TASK BRIEF: Please report every line from the material that contains the word "this".

EXTRACTED INFORMATION:

□ □ □ □

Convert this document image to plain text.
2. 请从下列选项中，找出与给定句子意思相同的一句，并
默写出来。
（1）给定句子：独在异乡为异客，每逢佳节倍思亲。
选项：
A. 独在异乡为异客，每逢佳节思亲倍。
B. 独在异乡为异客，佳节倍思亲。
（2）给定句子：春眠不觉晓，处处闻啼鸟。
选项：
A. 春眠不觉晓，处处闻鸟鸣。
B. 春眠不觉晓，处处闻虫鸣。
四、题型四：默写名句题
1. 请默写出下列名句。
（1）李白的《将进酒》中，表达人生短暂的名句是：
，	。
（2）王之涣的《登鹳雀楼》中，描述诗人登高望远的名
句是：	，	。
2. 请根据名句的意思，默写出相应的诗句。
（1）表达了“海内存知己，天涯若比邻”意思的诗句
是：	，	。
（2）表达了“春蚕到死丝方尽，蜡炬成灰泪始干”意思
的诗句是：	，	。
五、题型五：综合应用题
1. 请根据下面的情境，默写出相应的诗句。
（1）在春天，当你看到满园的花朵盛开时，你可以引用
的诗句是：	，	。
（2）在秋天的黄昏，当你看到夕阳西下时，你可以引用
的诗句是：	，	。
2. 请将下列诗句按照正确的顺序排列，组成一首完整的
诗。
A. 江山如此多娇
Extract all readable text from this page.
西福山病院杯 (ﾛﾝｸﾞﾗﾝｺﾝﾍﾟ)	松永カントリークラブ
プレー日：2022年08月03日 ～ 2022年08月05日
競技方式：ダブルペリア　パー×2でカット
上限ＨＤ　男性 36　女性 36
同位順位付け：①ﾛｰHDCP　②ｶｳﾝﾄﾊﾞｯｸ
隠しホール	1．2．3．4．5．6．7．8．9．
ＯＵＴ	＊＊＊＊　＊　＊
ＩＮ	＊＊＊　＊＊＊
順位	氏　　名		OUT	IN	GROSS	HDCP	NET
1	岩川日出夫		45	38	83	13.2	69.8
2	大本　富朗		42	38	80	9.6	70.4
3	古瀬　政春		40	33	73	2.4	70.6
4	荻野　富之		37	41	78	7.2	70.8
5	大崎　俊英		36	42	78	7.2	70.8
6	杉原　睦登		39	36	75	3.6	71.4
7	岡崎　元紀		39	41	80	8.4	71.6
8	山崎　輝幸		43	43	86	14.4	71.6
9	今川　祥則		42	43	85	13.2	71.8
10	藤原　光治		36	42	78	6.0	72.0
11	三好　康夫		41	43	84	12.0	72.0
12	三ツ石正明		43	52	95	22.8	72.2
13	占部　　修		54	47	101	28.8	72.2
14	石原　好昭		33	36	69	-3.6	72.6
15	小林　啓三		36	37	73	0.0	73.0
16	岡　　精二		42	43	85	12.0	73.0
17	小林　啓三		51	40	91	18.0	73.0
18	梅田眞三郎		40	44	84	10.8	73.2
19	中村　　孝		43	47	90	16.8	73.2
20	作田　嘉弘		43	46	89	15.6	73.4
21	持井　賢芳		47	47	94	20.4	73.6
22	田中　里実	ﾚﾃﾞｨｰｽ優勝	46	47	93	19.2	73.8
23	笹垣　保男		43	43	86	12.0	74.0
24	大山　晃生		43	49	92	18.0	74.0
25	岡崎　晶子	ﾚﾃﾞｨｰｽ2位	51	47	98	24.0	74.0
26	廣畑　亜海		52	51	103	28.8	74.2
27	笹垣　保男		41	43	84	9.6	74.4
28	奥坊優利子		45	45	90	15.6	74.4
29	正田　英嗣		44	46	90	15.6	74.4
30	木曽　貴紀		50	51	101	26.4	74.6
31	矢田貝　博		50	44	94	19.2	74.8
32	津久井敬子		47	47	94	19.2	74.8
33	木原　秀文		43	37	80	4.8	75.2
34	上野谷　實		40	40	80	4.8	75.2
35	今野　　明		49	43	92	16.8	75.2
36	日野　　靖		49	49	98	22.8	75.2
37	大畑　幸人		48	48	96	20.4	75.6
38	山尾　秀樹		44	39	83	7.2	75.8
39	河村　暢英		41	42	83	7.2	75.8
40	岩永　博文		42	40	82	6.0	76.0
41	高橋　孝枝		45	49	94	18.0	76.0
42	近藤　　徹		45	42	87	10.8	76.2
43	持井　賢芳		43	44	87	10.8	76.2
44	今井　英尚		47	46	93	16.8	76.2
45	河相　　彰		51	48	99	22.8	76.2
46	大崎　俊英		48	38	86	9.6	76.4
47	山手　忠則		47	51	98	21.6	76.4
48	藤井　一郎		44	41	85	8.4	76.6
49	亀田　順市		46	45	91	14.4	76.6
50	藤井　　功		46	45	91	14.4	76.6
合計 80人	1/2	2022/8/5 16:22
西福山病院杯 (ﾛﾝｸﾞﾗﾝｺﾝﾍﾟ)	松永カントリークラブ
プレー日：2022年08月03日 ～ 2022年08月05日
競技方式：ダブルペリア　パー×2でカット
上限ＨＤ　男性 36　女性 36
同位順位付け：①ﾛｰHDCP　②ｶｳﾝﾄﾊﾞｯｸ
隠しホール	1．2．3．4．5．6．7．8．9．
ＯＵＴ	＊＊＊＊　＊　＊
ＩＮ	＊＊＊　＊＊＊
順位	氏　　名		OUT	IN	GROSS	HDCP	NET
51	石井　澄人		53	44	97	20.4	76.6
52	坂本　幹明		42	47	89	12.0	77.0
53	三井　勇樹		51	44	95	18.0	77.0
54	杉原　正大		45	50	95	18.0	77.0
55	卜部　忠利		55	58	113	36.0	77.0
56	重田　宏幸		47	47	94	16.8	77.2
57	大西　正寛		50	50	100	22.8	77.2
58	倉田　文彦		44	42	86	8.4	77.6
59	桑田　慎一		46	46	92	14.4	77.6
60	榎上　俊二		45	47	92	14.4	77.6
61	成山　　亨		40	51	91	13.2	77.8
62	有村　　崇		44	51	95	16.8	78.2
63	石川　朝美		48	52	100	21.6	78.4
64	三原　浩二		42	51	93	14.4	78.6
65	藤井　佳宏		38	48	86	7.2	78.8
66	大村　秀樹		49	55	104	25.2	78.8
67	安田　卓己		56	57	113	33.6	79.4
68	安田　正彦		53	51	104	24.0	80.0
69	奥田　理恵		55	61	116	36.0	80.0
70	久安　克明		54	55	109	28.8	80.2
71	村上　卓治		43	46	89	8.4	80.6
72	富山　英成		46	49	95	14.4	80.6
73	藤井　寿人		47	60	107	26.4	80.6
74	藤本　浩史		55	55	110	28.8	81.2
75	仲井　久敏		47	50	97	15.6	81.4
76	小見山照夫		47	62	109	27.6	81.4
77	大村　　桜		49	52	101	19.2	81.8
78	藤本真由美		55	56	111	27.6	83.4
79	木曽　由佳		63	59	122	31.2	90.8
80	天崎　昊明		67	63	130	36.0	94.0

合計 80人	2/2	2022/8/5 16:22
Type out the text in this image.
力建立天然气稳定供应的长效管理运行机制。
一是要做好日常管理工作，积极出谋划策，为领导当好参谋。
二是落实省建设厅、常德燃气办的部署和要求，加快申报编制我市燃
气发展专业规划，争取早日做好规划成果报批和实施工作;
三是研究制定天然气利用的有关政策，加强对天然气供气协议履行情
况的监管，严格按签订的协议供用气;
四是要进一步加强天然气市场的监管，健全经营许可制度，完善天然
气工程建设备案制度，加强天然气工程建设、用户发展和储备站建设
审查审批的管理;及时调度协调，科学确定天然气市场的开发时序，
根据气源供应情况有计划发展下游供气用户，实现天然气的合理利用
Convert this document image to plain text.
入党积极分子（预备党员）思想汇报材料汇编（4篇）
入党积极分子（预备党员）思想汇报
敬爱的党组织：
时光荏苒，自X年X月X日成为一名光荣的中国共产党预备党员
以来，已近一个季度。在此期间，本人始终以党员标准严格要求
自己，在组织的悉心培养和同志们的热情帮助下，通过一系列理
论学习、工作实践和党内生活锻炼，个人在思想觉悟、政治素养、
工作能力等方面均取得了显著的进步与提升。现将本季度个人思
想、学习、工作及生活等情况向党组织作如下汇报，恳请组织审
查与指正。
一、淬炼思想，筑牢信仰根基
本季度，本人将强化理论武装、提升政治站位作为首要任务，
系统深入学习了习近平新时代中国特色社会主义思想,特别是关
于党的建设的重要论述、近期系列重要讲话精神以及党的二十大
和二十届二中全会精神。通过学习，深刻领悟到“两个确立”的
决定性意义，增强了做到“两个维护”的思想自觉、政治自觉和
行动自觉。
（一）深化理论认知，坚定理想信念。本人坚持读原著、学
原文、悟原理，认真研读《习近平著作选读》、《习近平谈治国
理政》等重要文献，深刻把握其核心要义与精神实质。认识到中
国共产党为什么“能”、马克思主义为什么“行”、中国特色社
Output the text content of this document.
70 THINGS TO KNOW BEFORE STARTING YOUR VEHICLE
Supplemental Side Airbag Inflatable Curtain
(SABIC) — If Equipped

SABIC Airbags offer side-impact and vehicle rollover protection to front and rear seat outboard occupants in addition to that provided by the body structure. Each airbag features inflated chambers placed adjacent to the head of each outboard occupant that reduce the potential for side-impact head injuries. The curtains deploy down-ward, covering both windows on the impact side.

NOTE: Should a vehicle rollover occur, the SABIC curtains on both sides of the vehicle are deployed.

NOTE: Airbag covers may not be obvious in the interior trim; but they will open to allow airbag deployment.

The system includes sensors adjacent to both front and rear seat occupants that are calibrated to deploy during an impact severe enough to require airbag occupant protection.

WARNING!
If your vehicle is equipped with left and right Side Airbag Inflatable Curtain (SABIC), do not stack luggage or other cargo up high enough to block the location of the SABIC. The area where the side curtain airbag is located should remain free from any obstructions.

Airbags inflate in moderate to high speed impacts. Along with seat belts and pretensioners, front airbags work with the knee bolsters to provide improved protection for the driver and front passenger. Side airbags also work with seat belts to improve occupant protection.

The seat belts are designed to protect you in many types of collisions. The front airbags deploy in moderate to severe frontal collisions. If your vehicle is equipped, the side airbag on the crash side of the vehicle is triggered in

□ □ □ □

EXERCISE ANSWER:
Convert this document image to plain text.
Extract all readable text from this page.
Type out the text in this image.
Convert this document image to plain text.
Output the text content of this document.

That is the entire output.